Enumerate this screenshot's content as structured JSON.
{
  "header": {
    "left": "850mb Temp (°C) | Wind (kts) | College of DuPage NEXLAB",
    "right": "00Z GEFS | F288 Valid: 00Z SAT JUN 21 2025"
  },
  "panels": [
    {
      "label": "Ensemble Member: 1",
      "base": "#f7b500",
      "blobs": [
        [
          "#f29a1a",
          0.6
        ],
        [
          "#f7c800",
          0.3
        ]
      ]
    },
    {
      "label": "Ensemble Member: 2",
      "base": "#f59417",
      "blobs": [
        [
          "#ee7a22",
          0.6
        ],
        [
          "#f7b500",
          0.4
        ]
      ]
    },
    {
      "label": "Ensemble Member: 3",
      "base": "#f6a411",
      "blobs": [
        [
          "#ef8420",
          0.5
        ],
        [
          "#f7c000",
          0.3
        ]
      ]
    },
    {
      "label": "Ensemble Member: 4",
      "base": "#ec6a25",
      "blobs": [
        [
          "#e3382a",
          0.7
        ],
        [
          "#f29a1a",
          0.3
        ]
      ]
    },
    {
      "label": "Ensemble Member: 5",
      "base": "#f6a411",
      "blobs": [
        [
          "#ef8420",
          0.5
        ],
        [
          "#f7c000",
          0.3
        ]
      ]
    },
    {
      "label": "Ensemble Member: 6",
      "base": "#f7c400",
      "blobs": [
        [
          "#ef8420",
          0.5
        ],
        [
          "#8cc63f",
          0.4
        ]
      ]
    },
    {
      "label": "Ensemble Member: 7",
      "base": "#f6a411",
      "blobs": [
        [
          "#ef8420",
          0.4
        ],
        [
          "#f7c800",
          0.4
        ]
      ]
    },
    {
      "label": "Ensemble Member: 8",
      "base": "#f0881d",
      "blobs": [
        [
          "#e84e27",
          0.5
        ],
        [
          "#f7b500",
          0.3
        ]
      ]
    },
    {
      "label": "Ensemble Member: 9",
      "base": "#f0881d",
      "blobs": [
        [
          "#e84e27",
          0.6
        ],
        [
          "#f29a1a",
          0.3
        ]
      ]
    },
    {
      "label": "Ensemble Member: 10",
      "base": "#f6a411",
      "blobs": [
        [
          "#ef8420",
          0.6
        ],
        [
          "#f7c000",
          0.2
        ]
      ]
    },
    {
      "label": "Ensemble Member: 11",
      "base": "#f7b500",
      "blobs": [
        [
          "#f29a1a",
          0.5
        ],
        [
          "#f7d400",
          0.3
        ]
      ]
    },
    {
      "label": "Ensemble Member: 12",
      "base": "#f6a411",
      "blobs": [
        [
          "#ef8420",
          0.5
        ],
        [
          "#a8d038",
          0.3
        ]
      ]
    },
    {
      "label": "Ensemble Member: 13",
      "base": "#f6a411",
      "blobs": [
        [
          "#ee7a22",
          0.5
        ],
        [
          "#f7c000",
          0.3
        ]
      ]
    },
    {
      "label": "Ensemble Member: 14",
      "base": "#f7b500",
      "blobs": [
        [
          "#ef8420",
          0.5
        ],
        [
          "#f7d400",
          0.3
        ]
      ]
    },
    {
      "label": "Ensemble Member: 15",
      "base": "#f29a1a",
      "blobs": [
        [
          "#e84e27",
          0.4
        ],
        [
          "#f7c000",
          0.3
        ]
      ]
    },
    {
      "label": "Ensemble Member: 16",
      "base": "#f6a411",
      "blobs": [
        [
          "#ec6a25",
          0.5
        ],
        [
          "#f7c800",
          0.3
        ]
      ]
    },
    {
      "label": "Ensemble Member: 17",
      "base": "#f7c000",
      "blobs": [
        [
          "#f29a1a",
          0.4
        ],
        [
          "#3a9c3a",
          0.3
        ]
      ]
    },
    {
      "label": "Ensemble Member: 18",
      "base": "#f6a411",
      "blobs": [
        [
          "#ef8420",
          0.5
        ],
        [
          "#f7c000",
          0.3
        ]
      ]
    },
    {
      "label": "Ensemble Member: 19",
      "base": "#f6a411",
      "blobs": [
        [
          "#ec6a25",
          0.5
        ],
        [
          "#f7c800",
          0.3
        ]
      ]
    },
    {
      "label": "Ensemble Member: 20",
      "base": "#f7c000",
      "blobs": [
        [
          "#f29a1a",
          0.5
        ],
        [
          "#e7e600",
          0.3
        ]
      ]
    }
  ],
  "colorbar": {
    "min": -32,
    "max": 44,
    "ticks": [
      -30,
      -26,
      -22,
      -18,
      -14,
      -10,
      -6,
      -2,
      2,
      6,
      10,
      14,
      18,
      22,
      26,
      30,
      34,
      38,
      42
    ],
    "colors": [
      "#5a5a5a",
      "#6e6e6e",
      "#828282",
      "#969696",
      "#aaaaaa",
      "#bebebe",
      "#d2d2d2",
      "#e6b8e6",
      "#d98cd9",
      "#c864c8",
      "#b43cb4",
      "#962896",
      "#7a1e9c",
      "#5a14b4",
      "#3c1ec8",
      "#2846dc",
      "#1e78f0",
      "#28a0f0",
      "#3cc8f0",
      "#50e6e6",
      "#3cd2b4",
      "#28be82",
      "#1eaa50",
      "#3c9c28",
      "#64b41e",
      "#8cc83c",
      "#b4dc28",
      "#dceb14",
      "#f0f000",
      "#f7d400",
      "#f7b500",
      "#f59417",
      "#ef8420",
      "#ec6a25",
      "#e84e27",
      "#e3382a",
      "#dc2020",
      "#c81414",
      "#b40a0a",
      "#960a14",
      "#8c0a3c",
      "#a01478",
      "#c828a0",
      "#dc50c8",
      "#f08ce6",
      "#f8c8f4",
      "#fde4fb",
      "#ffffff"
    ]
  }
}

**TASK BRIEF**
Exactly reproduce every line found in the records.

**EXPECTED ANSWER**
Enumerate this screenshot's content as structured JSON.
{
  "header": {
    "left": "850mb Temp (°C) | Wind (kts) | College of DuPage NEXLAB",
    "right": "00Z GEFS | F288 Valid: 00Z SAT JUN 21 2025"
  },
  "panels": [
    {
      "label": "Ensemble Member: 1",
      "base": "#f7b500",
      "blobs": [
        [
          "#f29a1a",
          0.6
        ],
        [
          "#f7c800",
          0.3
        ]
      ]
    },
    {
      "label": "Ensemble Member: 2",
      "base": "#f59417",
      "blobs": [
        [
          "#ee7a22",
          0.6
        ],
        [
          "#f7b500",
          0.4
        ]
      ]
    },
    {
      "label": "Ensemble Member: 3",
      "base": "#f6a411",
      "blobs": [
        [
          "#ef8420",
          0.5
        ],
        [
          "#f7c000",
          0.3
        ]
      ]
    },
    {
      "label": "Ensemble Member: 4",
      "base": "#ec6a25",
      "blobs": [
        [
          "#e3382a",
          0.7
        ],
        [
          "#f29a1a",
          0.3
        ]
      ]
    },
    {
      "label": "Ensemble Member: 5",
      "base": "#f6a411",
      "blobs": [
        [
          "#ef8420",
          0.5
        ],
        [
          "#f7c000",
          0.3
        ]
      ]
    },
    {
      "label": "Ensemble Member: 6",
      "base": "#f7c400",
      "blobs": [
        [
          "#ef8420",
          0.5
        ],
        [
          "#8cc63f",
          0.4
        ]
      ]
    },
    {
      "label": "Ensemble Member: 7",
      "base": "#f6a411",
      "blobs": [
        [
          "#ef8420",
          0.4
        ],
        [
          "#f7c800",
          0.4
        ]
      ]
    },
    {
      "label": "Ensemble Member: 8",
      "base": "#f0881d",
      "blobs": [
        [
          "#e84e27",
          0.5
        ],
        [
          "#f7b500",
          0.3
        ]
      ]
    },
    {
      "label": "Ensemble Member: 9",
      "base": "#f0881d",
      "blobs": [
        [
          "#e84e27",
          0.6
        ],
        [
          "#f29a1a",
          0.3
        ]
      ]
    },
    {
      "label": "Ensemble Member: 10",
      "base": "#f6a411",
      "blobs": [
        [
          "#ef8420",
          0.6
        ],
        [
          "#f7c000",
          0.2
        ]
      ]
    },
    {
      "label": "Ensemble Member: 11",
      "base": "#f7b500",
      "blobs": [
        [
          "#f29a1a",
          0.5
        ],
        [
          "#f7d400",
          0.3
        ]
      ]
    },
    {
      "label": "Ensemble Member: 12",
      "base": "#f6a411",
      "blobs": [
        [
          "#ef8420",
          0.5
        ],
        [
          "#a8d038",
          0.3
        ]
      ]
    },
    {
      "label": "Ensemble Member: 13",
      "base": "#f6a411",
      "blobs": [
        [
          "#ee7a22",
          0.5
        ],
        [
          "#f7c000",
          0.3
        ]
      ]
    },
    {
      "label": "Ensemble Member: 14",
      "base": "#f7b500",
      "blobs": [
        [
          "#ef8420",
          0.5
        ],
        [
          "#f7d400",
          0.3
        ]
      ]
    },
    {
      "label": "Ensemble Member: 15",
      "base": "#f29a1a",
      "blobs": [
        [
          "#e84e27",
          0.4
        ],
        [
          "#f7c000",
          0.3
        ]
      ]
    },
    {
      "label": "Ensemble Member: 16",
      "base": "#f6a411",
      "blobs": [
        [
          "#ec6a25",
          0.5
        ],
        [
          "#f7c800",
          0.3
        ]
      ]
    },
    {
      "label": "Ensemble Member: 17",
      "base": "#f7c000",
      "blobs": [
        [
          "#f29a1a",
          0.4
        ],
        [
          "#3a9c3a",
          0.3
        ]
      ]
    },
    {
      "label": "Ensemble Member: 18",
      "base": "#f6a411",
      "blobs": [
        [
          "#ef8420",
          0.5
        ],
        [
          "#f7c000",
          0.3
        ]
      ]
    },
    {
      "label": "Ensemble Member: 19",
      "base": "#f6a411",
      "blobs": [
        [
          "#ec6a25",
          0.5
        ],
        [
          "#f7c800",
          0.3
        ]
      ]
    },
    {
      "label": "Ensemble Member: 20",
      "base": "#f7c000",
      "blobs": [
        [
          "#f29a1a",
          0.5
        ],
        [
          "#e7e600",
          0.3
        ]
      ]
    }
  ],
  "colorbar": {
    "min": -32,
    "max": 44,
    "ticks": [
      -30,
      -26,
      -22,
      -18,
      -14,
      -10,
      -6,
      -2,
      2,
      6,
      10,
      14,
      18,
      22,
      26,
      30,
      34,
      38,
      42
    ],
    "colors": [
      "#5a5a5a",
      "#6e6e6e",
      "#828282",
      "#969696",
      "#aaaaaa",
      "#bebebe",
      "#d2d2d2",
      "#e6b8e6",
      "#d98cd9",
      "#c864c8",
      "#b43cb4",
      "#962896",
      "#7a1e9c",
      "#5a14b4",
      "#3c1ec8",
      "#2846dc",
      "#1e78f0",
      "#28a0f0",
      "#3cc8f0",
      "#50e6e6",
      "#3cd2b4",
      "#28be82",
      "#1eaa50",
      "#3c9c28",
      "#64b41e",
      "#8cc83c",
      "#b4dc28",
      "#dceb14",
      "#f0f000",
      "#f7d400",
      "#f7b500",
      "#f59417",
      "#ef8420",
      "#ec6a25",
      "#e84e27",
      "#e3382a",
      "#dc2020",
      "#c81414",
      "#b40a0a",
      "#960a14",
      "#8c0a3c",
      "#a01478",
      "#c828a0",
      "#dc50c8",
      "#f08ce6",
      "#f8c8f4",
      "#fde4fb",
      "#ffffff"
    ]
  }
}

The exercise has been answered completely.